* start *

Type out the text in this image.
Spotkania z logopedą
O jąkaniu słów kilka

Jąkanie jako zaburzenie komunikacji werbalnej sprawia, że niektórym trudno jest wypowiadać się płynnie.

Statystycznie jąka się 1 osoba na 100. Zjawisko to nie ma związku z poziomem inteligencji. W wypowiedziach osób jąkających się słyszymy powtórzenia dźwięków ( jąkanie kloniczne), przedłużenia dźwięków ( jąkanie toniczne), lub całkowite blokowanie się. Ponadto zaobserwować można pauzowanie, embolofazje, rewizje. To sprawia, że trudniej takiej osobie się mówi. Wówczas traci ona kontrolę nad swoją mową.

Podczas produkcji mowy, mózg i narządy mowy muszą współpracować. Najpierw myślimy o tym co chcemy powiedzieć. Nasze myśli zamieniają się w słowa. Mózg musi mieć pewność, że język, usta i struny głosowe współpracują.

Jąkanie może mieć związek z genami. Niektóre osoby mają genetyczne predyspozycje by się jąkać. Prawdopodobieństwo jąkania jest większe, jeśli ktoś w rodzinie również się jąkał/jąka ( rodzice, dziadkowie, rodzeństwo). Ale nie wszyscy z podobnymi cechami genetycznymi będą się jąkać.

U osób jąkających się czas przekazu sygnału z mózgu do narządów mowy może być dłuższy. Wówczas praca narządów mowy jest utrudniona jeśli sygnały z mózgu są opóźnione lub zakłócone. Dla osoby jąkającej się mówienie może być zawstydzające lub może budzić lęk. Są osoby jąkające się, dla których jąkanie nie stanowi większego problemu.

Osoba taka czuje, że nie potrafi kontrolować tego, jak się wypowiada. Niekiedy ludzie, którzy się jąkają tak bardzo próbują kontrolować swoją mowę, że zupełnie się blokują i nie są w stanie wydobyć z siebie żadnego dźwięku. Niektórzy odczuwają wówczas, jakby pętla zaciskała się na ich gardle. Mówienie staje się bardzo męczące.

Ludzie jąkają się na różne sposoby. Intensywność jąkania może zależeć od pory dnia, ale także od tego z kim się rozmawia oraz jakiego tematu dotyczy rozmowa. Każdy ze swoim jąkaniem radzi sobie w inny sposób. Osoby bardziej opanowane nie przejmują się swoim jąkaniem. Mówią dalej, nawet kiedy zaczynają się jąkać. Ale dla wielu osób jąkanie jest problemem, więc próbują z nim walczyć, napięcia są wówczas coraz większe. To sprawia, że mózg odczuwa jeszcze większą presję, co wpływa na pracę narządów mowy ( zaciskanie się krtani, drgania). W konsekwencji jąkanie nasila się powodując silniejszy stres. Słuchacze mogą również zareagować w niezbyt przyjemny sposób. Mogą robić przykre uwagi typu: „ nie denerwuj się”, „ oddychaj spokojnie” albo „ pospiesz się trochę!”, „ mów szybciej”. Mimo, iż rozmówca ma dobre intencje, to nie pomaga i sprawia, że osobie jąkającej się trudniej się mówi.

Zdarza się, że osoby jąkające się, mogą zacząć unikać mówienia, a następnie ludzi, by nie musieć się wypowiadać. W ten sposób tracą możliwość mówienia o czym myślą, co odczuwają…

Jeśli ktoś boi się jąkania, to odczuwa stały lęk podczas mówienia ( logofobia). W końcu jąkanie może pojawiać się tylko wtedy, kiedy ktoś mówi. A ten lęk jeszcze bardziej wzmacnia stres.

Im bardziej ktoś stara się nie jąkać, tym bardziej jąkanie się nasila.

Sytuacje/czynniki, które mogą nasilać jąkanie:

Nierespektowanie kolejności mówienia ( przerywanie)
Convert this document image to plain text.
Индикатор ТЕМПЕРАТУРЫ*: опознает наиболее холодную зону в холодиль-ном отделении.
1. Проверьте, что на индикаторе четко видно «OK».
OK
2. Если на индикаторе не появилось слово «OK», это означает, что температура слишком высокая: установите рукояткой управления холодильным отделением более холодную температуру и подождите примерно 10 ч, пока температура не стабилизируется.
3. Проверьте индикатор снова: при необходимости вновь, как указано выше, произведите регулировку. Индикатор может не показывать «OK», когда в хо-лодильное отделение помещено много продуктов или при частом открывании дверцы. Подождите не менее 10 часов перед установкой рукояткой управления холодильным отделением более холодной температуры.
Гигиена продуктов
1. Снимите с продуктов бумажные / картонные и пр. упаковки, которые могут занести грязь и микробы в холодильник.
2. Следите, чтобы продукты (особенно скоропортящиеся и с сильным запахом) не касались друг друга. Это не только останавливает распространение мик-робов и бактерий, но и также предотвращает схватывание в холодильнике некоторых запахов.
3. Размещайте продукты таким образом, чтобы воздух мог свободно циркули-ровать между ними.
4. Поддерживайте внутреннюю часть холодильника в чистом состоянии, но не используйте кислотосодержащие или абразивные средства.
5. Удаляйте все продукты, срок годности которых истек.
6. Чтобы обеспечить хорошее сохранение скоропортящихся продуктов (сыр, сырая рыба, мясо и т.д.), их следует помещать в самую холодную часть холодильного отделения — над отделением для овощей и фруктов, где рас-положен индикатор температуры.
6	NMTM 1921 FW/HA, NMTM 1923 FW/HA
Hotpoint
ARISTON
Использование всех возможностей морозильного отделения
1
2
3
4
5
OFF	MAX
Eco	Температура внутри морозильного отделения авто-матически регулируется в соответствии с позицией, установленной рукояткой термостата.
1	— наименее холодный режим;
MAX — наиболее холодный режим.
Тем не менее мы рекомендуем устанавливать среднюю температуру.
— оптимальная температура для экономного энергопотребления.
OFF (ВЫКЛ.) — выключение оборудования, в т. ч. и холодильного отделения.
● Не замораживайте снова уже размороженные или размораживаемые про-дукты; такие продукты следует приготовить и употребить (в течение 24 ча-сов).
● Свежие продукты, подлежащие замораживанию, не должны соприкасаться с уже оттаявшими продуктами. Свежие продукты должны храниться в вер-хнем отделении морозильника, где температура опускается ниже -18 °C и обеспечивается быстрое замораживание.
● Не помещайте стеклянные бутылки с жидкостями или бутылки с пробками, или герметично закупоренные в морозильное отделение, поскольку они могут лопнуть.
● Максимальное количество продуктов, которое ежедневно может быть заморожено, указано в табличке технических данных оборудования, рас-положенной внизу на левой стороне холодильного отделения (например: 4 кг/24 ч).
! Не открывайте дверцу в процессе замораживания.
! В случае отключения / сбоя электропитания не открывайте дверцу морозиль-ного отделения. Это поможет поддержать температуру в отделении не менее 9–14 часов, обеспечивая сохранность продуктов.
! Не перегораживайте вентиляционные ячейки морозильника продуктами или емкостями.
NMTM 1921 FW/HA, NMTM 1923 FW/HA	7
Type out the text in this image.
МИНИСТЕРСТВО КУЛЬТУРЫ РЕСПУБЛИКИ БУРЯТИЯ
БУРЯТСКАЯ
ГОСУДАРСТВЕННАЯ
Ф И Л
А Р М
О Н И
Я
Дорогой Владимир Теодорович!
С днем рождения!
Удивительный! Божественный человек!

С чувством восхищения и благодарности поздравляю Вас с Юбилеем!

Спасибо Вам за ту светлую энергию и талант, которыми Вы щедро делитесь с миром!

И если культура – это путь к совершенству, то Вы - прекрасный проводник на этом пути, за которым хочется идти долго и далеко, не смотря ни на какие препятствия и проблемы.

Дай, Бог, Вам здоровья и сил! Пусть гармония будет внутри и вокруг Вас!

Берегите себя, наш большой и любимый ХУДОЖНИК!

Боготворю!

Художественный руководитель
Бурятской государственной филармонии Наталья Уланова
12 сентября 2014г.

* end *

WHAT IS BEING ASKED:
Copy the data above in full, character for character.

ANSWER FOR THE TASK:
Type out the text in this image.
Spotkania z logopedą
O jąkaniu słów kilka

Jąkanie jako zaburzenie komunikacji werbalnej sprawia, że niektórym trudno jest wypowiadać się płynnie.

Statystycznie jąka się 1 osoba na 100. Zjawisko to nie ma związku z poziomem inteligencji. W wypowiedziach osób jąkających się słyszymy powtórzenia dźwięków ( jąkanie kloniczne), przedłużenia dźwięków ( jąkanie toniczne), lub całkowite blokowanie się. Ponadto zaobserwować można pauzowanie, embolofazje, rewizje. To sprawia, że trudniej takiej osobie się mówi. Wówczas traci ona kontrolę nad swoją mową.

Podczas produkcji mowy, mózg i narządy mowy muszą współpracować. Najpierw myślimy o tym co chcemy powiedzieć. Nasze myśli zamieniają się w słowa. Mózg musi mieć pewność, że język, usta i struny głosowe współpracują.

Jąkanie może mieć związek z genami. Niektóre osoby mają genetyczne predyspozycje by się jąkać. Prawdopodobieństwo jąkania jest większe, jeśli ktoś w rodzinie również się jąkał/jąka ( rodzice, dziadkowie, rodzeństwo). Ale nie wszyscy z podobnymi cechami genetycznymi będą się jąkać.

U osób jąkających się czas przekazu sygnału z mózgu do narządów mowy może być dłuższy. Wówczas praca narządów mowy jest utrudniona jeśli sygnały z mózgu są opóźnione lub zakłócone. Dla osoby jąkającej się mówienie może być zawstydzające lub może budzić lęk. Są osoby jąkające się, dla których jąkanie nie stanowi większego problemu.

Osoba taka czuje, że nie potrafi kontrolować tego, jak się wypowiada. Niekiedy ludzie, którzy się jąkają tak bardzo próbują kontrolować swoją mowę, że zupełnie się blokują i nie są w stanie wydobyć z siebie żadnego dźwięku. Niektórzy odczuwają wówczas, jakby pętla zaciskała się na ich gardle. Mówienie staje się bardzo męczące.

Ludzie jąkają się na różne sposoby. Intensywność jąkania może zależeć od pory dnia, ale także od tego z kim się rozmawia oraz jakiego tematu dotyczy rozmowa. Każdy ze swoim jąkaniem radzi sobie w inny sposób. Osoby bardziej opanowane nie przejmują się swoim jąkaniem. Mówią dalej, nawet kiedy zaczynają się jąkać. Ale dla wielu osób jąkanie jest problemem, więc próbują z nim walczyć, napięcia są wówczas coraz większe. To sprawia, że mózg odczuwa jeszcze większą presję, co wpływa na pracę narządów mowy ( zaciskanie się krtani, drgania). W konsekwencji jąkanie nasila się powodując silniejszy stres. Słuchacze mogą również zareagować w niezbyt przyjemny sposób. Mogą robić przykre uwagi typu: „ nie denerwuj się”, „ oddychaj spokojnie” albo „ pospiesz się trochę!”, „ mów szybciej”. Mimo, iż rozmówca ma dobre intencje, to nie pomaga i sprawia, że osobie jąkającej się trudniej się mówi.

Zdarza się, że osoby jąkające się, mogą zacząć unikać mówienia, a następnie ludzi, by nie musieć się wypowiadać. W ten sposób tracą możliwość mówienia o czym myślą, co odczuwają…

Jeśli ktoś boi się jąkania, to odczuwa stały lęk podczas mówienia ( logofobia). W końcu jąkanie może pojawiać się tylko wtedy, kiedy ktoś mówi. A ten lęk jeszcze bardziej wzmacnia stres.

Im bardziej ktoś stara się nie jąkać, tym bardziej jąkanie się nasila.

Sytuacje/czynniki, które mogą nasilać jąkanie:

Nierespektowanie kolejności mówienia ( przerywanie)
Convert this document image to plain text.
Индикатор ТЕМПЕРАТУРЫ*: опознает наиболее холодную зону в холодиль-ном отделении.
1. Проверьте, что на индикаторе четко видно «OK».
OK
2. Если на индикаторе не появилось слово «OK», это означает, что температура слишком высокая: установите рукояткой управления холодильным отделением более холодную температуру и подождите примерно 10 ч, пока температура не стабилизируется.
3. Проверьте индикатор снова: при необходимости вновь, как указано выше, произведите регулировку. Индикатор может не показывать «OK», когда в хо-лодильное отделение помещено много продуктов или при частом открывании дверцы. Подождите не менее 10 часов перед установкой рукояткой управления холодильным отделением более холодной температуры.
Гигиена продуктов
1. Снимите с продуктов бумажные / картонные и пр. упаковки, которые могут занести грязь и микробы в холодильник.
2. Следите, чтобы продукты (особенно скоропортящиеся и с сильным запахом) не касались друг друга. Это не только останавливает распространение мик-робов и бактерий, но и также предотвращает схватывание в холодильнике некоторых запахов.
3. Размещайте продукты таким образом, чтобы воздух мог свободно циркули-ровать между ними.
4. Поддерживайте внутреннюю часть холодильника в чистом состоянии, но не используйте кислотосодержащие или абразивные средства.
5. Удаляйте все продукты, срок годности которых истек.
6. Чтобы обеспечить хорошее сохранение скоропортящихся продуктов (сыр, сырая рыба, мясо и т.д.), их следует помещать в самую холодную часть холодильного отделения — над отделением для овощей и фруктов, где рас-положен индикатор температуры.
6	NMTM 1921 FW/HA, NMTM 1923 FW/HA
Hotpoint
ARISTON
Использование всех возможностей морозильного отделения
1
2
3
4
5
OFF	MAX
Eco	Температура внутри морозильного отделения авто-матически регулируется в соответствии с позицией, установленной рукояткой термостата.
1	— наименее холодный режим;
MAX — наиболее холодный режим.
Тем не менее мы рекомендуем устанавливать среднюю температуру.
— оптимальная температура для экономного энергопотребления.
OFF (ВЫКЛ.) — выключение оборудования, в т. ч. и холодильного отделения.
● Не замораживайте снова уже размороженные или размораживаемые про-дукты; такие продукты следует приготовить и употребить (в течение 24 ча-сов).
● Свежие продукты, подлежащие замораживанию, не должны соприкасаться с уже оттаявшими продуктами. Свежие продукты должны храниться в вер-хнем отделении морозильника, где температура опускается ниже -18 °C и обеспечивается быстрое замораживание.
● Не помещайте стеклянные бутылки с жидкостями или бутылки с пробками, или герметично закупоренные в морозильное отделение, поскольку они могут лопнуть.
● Максимальное количество продуктов, которое ежедневно может быть заморожено, указано в табличке технических данных оборудования, рас-положенной внизу на левой стороне холодильного отделения (например: 4 кг/24 ч).
! Не открывайте дверцу в процессе замораживания.
! В случае отключения / сбоя электропитания не открывайте дверцу морозиль-ного отделения. Это поможет поддержать температуру в отделении не менее 9–14 часов, обеспечивая сохранность продуктов.
! Не перегораживайте вентиляционные ячейки морозильника продуктами или емкостями.
NMTM 1921 FW/HA, NMTM 1923 FW/HA	7
Type out the text in this image.
МИНИСТЕРСТВО КУЛЬТУРЫ РЕСПУБЛИКИ БУРЯТИЯ
БУРЯТСКАЯ
ГОСУДАРСТВЕННАЯ
Ф И Л
А Р М
О Н И
Я
Дорогой Владимир Теодорович!
С днем рождения!
Удивительный! Божественный человек!

С чувством восхищения и благодарности поздравляю Вас с Юбилеем!

Спасибо Вам за ту светлую энергию и талант, которыми Вы щедро делитесь с миром!

И если культура – это путь к совершенству, то Вы - прекрасный проводник на этом пути, за которым хочется идти долго и далеко, не смотря ни на какие препятствия и проблемы.

Дай, Бог, Вам здоровья и сил! Пусть гармония будет внутри и вокруг Вас!

Берегите себя, наш большой и любимый ХУДОЖНИК!

Боготворю!

Художественный руководитель
Бурятской государственной филармонии Наталья Уланова
12 сентября 2014г.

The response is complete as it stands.